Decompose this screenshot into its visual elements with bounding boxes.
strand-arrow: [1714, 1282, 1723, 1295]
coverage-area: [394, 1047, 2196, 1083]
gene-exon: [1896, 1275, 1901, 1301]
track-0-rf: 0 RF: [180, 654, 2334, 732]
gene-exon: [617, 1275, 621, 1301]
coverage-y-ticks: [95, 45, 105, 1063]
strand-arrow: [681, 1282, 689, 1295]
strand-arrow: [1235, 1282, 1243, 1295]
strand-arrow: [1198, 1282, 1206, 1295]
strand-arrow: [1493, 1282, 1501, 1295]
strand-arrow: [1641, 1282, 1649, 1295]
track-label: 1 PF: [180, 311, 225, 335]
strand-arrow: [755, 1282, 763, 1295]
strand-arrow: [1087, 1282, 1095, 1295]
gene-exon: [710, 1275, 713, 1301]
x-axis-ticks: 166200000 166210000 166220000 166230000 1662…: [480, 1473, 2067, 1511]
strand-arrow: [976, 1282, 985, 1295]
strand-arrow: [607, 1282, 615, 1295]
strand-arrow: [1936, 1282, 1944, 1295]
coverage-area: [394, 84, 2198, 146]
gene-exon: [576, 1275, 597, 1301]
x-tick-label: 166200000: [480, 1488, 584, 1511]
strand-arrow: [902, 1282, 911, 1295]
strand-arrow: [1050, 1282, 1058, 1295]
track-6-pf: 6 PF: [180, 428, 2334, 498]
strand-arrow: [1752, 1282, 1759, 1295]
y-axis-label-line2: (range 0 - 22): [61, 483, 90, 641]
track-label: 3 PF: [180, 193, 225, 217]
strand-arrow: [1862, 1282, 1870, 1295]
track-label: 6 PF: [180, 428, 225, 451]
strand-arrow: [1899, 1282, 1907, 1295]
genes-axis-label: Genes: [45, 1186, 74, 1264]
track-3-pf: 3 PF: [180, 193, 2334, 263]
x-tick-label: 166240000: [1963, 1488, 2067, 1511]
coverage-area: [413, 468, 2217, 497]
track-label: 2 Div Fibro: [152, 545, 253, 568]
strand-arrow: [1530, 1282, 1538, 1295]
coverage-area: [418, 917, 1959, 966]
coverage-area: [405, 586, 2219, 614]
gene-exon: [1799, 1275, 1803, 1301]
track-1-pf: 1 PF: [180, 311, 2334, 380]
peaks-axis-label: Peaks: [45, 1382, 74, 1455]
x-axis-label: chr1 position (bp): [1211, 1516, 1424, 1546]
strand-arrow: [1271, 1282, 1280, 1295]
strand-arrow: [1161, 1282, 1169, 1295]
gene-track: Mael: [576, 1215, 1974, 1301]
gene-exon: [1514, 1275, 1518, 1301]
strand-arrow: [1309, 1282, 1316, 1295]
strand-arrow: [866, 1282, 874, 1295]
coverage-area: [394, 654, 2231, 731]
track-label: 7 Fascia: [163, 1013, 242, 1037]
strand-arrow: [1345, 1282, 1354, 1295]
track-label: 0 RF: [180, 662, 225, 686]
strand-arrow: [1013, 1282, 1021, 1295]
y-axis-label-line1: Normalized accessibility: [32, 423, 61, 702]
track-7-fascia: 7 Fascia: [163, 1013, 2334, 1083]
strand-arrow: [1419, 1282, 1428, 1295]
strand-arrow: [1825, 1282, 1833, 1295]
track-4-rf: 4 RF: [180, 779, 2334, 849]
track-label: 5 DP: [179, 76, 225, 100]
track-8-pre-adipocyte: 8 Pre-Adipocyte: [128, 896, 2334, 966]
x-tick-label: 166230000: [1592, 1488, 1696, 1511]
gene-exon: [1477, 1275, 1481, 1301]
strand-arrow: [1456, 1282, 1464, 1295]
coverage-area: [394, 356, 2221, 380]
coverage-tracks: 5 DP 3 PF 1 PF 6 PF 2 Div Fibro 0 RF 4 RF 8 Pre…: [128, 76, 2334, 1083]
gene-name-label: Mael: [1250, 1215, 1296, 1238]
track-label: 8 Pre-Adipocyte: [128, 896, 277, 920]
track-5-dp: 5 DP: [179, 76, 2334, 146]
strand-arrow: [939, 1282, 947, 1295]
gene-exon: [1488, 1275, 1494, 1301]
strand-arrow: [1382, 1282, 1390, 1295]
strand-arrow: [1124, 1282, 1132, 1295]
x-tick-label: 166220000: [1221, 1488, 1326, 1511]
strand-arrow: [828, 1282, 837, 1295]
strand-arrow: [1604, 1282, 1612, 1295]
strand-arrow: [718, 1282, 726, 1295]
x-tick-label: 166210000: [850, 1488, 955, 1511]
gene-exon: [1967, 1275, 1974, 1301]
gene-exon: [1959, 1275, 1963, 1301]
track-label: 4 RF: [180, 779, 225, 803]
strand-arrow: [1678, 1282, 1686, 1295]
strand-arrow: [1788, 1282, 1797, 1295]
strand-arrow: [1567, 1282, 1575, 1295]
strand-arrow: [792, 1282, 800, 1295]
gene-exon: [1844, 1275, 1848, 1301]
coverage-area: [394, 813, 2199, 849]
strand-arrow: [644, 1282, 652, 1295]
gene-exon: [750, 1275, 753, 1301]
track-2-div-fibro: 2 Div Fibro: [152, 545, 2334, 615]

= = = = =

> **REQUIREMENT**: Everything in the material above is to be copied exactly.

> **ANSWER TO THIS PROBLEM**:
Decompose this screenshot into its visual elements with bounding boxes.
strand-arrow: [1714, 1282, 1723, 1295]
coverage-area: [394, 1047, 2196, 1083]
gene-exon: [1896, 1275, 1901, 1301]
track-0-rf: 0 RF: [180, 654, 2334, 732]
gene-exon: [617, 1275, 621, 1301]
coverage-y-ticks: [95, 45, 105, 1063]
strand-arrow: [681, 1282, 689, 1295]
strand-arrow: [1235, 1282, 1243, 1295]
strand-arrow: [1198, 1282, 1206, 1295]
strand-arrow: [1493, 1282, 1501, 1295]
strand-arrow: [1641, 1282, 1649, 1295]
track-label: 1 PF: [180, 311, 225, 335]
strand-arrow: [755, 1282, 763, 1295]
strand-arrow: [1087, 1282, 1095, 1295]
gene-exon: [710, 1275, 713, 1301]
x-axis-ticks: 166200000 166210000 166220000 166230000 1662…: [480, 1473, 2067, 1511]
strand-arrow: [976, 1282, 985, 1295]
strand-arrow: [607, 1282, 615, 1295]
strand-arrow: [1936, 1282, 1944, 1295]
coverage-area: [394, 84, 2198, 146]
gene-exon: [576, 1275, 597, 1301]
x-tick-label: 166200000: [480, 1488, 584, 1511]
strand-arrow: [902, 1282, 911, 1295]
strand-arrow: [1050, 1282, 1058, 1295]
track-6-pf: 6 PF: [180, 428, 2334, 498]
strand-arrow: [1752, 1282, 1759, 1295]
y-axis-label-line2: (range 0 - 22): [61, 483, 90, 641]
track-label: 3 PF: [180, 193, 225, 217]
strand-arrow: [1862, 1282, 1870, 1295]
track-label: 6 PF: [180, 428, 225, 451]
strand-arrow: [1899, 1282, 1907, 1295]
genes-axis-label: Genes: [45, 1186, 74, 1264]
track-3-pf: 3 PF: [180, 193, 2334, 263]
x-tick-label: 166240000: [1963, 1488, 2067, 1511]
coverage-area: [413, 468, 2217, 497]
track-label: 2 Div Fibro: [152, 545, 253, 568]
strand-arrow: [1530, 1282, 1538, 1295]
coverage-area: [418, 917, 1959, 966]
coverage-area: [405, 586, 2219, 614]
gene-exon: [1799, 1275, 1803, 1301]
track-1-pf: 1 PF: [180, 311, 2334, 380]
peaks-axis-label: Peaks: [45, 1382, 74, 1455]
x-axis-label: chr1 position (bp): [1211, 1516, 1424, 1546]
strand-arrow: [1271, 1282, 1280, 1295]
strand-arrow: [1161, 1282, 1169, 1295]
gene-track: Mael: [576, 1215, 1974, 1301]
gene-exon: [1514, 1275, 1518, 1301]
strand-arrow: [1309, 1282, 1316, 1295]
strand-arrow: [866, 1282, 874, 1295]
coverage-area: [394, 654, 2231, 731]
track-label: 7 Fascia: [163, 1013, 242, 1037]
strand-arrow: [1345, 1282, 1354, 1295]
track-label: 0 RF: [180, 662, 225, 686]
strand-arrow: [1013, 1282, 1021, 1295]
y-axis-label-line1: Normalized accessibility: [32, 423, 61, 702]
track-7-fascia: 7 Fascia: [163, 1013, 2334, 1083]
strand-arrow: [1419, 1282, 1428, 1295]
strand-arrow: [1825, 1282, 1833, 1295]
track-4-rf: 4 RF: [180, 779, 2334, 849]
track-label: 5 DP: [179, 76, 225, 100]
track-8-pre-adipocyte: 8 Pre-Adipocyte: [128, 896, 2334, 966]
x-tick-label: 166230000: [1592, 1488, 1696, 1511]
gene-exon: [1477, 1275, 1481, 1301]
strand-arrow: [1456, 1282, 1464, 1295]
coverage-area: [394, 356, 2221, 380]
coverage-tracks: 5 DP 3 PF 1 PF 6 PF 2 Div Fibro 0 RF 4 RF 8 Pre…: [128, 76, 2334, 1083]
gene-name-label: Mael: [1250, 1215, 1296, 1238]
track-label: 8 Pre-Adipocyte: [128, 896, 277, 920]
track-5-dp: 5 DP: [179, 76, 2334, 146]
strand-arrow: [939, 1282, 947, 1295]
gene-exon: [1488, 1275, 1494, 1301]
strand-arrow: [1382, 1282, 1390, 1295]
strand-arrow: [1124, 1282, 1132, 1295]
x-tick-label: 166220000: [1221, 1488, 1326, 1511]
strand-arrow: [828, 1282, 837, 1295]
strand-arrow: [1604, 1282, 1612, 1295]
strand-arrow: [718, 1282, 726, 1295]
x-tick-label: 166210000: [850, 1488, 955, 1511]
gene-exon: [1967, 1275, 1974, 1301]
gene-exon: [1959, 1275, 1963, 1301]
track-label: 4 RF: [180, 779, 225, 803]
strand-arrow: [1678, 1282, 1686, 1295]
strand-arrow: [1788, 1282, 1797, 1295]
strand-arrow: [1567, 1282, 1575, 1295]
strand-arrow: [792, 1282, 800, 1295]
gene-exon: [1844, 1275, 1848, 1301]
coverage-area: [394, 813, 2199, 849]
strand-arrow: [644, 1282, 652, 1295]
gene-exon: [750, 1275, 753, 1301]
track-2-div-fibro: 2 Div Fibro: [152, 545, 2334, 615]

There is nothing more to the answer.